>>>
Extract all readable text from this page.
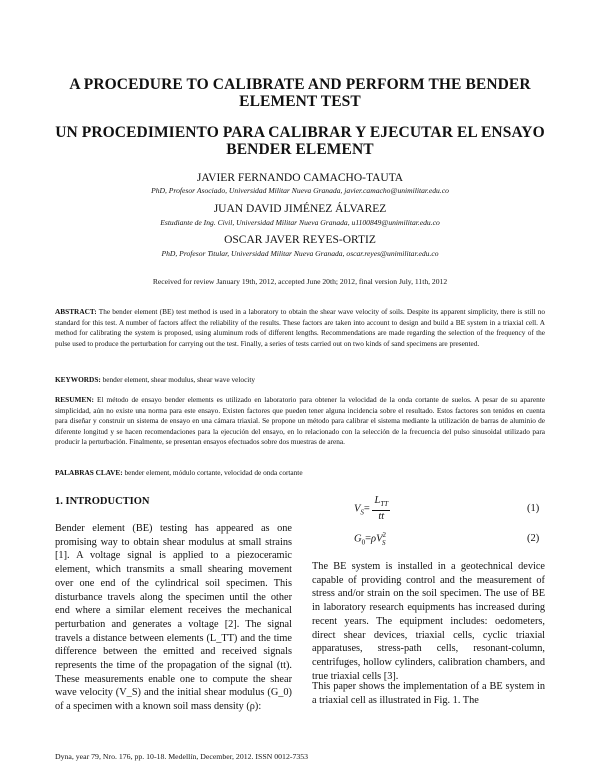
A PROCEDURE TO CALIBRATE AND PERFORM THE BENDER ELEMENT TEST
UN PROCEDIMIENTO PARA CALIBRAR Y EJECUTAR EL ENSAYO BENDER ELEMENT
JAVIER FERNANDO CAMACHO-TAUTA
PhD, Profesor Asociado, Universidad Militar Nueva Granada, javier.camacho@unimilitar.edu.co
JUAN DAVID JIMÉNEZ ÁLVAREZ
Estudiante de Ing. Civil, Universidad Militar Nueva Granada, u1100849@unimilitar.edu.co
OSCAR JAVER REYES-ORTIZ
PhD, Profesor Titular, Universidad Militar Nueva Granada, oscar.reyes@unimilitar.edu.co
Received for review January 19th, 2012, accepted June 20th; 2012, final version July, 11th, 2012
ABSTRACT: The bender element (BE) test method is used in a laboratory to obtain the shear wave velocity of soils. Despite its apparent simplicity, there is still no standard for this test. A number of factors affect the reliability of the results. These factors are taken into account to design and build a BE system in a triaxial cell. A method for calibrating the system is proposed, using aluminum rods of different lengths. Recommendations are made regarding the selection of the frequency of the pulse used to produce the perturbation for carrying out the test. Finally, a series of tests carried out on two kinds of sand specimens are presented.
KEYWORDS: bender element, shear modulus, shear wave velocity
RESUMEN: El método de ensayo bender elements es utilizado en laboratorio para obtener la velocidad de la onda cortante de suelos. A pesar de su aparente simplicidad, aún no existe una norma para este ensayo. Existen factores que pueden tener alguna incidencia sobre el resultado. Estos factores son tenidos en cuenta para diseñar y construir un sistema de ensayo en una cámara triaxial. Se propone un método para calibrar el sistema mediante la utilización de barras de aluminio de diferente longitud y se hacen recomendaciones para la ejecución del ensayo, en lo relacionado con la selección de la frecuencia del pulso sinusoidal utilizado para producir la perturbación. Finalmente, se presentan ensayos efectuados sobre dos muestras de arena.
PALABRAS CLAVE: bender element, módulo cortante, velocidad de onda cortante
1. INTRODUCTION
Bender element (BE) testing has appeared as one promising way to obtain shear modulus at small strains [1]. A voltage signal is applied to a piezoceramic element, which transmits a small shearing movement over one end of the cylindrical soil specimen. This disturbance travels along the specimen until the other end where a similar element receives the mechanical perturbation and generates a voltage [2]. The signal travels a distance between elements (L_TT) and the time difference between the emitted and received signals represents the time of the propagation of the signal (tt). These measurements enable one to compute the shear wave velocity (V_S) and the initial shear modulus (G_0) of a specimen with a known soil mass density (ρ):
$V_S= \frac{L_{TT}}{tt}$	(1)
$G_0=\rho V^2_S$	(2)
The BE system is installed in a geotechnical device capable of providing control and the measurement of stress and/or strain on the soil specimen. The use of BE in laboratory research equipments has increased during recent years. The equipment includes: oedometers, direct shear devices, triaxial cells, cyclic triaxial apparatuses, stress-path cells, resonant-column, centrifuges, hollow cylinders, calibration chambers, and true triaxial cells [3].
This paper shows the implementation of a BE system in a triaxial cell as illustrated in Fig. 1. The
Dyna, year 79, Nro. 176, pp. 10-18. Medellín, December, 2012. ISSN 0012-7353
<<<
AIM OF THE TASK> Before copying, set the pictures aside; then give the records again exactly.

RESULT BELOW>
Extract all readable text from this page.
A PROCEDURE TO CALIBRATE AND PERFORM THE BENDER ELEMENT TEST
UN PROCEDIMIENTO PARA CALIBRAR Y EJECUTAR EL ENSAYO BENDER ELEMENT
JAVIER FERNANDO CAMACHO-TAUTA
PhD, Profesor Asociado, Universidad Militar Nueva Granada, javier.camacho@unimilitar.edu.co
JUAN DAVID JIMÉNEZ ÁLVAREZ
Estudiante de Ing. Civil, Universidad Militar Nueva Granada, u1100849@unimilitar.edu.co
OSCAR JAVER REYES-ORTIZ
PhD, Profesor Titular, Universidad Militar Nueva Granada, oscar.reyes@unimilitar.edu.co
Received for review January 19th, 2012, accepted June 20th; 2012, final version July, 11th, 2012
ABSTRACT: The bender element (BE) test method is used in a laboratory to obtain the shear wave velocity of soils. Despite its apparent simplicity, there is still no standard for this test. A number of factors affect the reliability of the results. These factors are taken into account to design and build a BE system in a triaxial cell. A method for calibrating the system is proposed, using aluminum rods of different lengths. Recommendations are made regarding the selection of the frequency of the pulse used to produce the perturbation for carrying out the test. Finally, a series of tests carried out on two kinds of sand specimens are presented.
KEYWORDS: bender element, shear modulus, shear wave velocity
RESUMEN: El método de ensayo bender elements es utilizado en laboratorio para obtener la velocidad de la onda cortante de suelos. A pesar de su aparente simplicidad, aún no existe una norma para este ensayo. Existen factores que pueden tener alguna incidencia sobre el resultado. Estos factores son tenidos en cuenta para diseñar y construir un sistema de ensayo en una cámara triaxial. Se propone un método para calibrar el sistema mediante la utilización de barras de aluminio de diferente longitud y se hacen recomendaciones para la ejecución del ensayo, en lo relacionado con la selección de la frecuencia del pulso sinusoidal utilizado para producir la perturbación. Finalmente, se presentan ensayos efectuados sobre dos muestras de arena.
PALABRAS CLAVE: bender element, módulo cortante, velocidad de onda cortante
1. INTRODUCTION
Bender element (BE) testing has appeared as one promising way to obtain shear modulus at small strains [1]. A voltage signal is applied to a piezoceramic element, which transmits a small shearing movement over one end of the cylindrical soil specimen. This disturbance travels along the specimen until the other end where a similar element receives the mechanical perturbation and generates a voltage [2]. The signal travels a distance between elements (L_TT) and the time difference between the emitted and received signals represents the time of the propagation of the signal (tt). These measurements enable one to compute the shear wave velocity (V_S) and the initial shear modulus (G_0) of a specimen with a known soil mass density (ρ):
$V_S= \frac{L_{TT}}{tt}$	(1)
$G_0=\rho V^2_S$	(2)
The BE system is installed in a geotechnical device capable of providing control and the measurement of stress and/or strain on the soil specimen. The use of BE in laboratory research equipments has increased during recent years. The equipment includes: oedometers, direct shear devices, triaxial cells, cyclic triaxial apparatuses, stress-path cells, resonant-column, centrifuges, hollow cylinders, calibration chambers, and true triaxial cells [3].
This paper shows the implementation of a BE system in a triaxial cell as illustrated in Fig. 1. The
Dyna, year 79, Nro. 176, pp. 10-18. Medellín, December, 2012. ISSN 0012-7353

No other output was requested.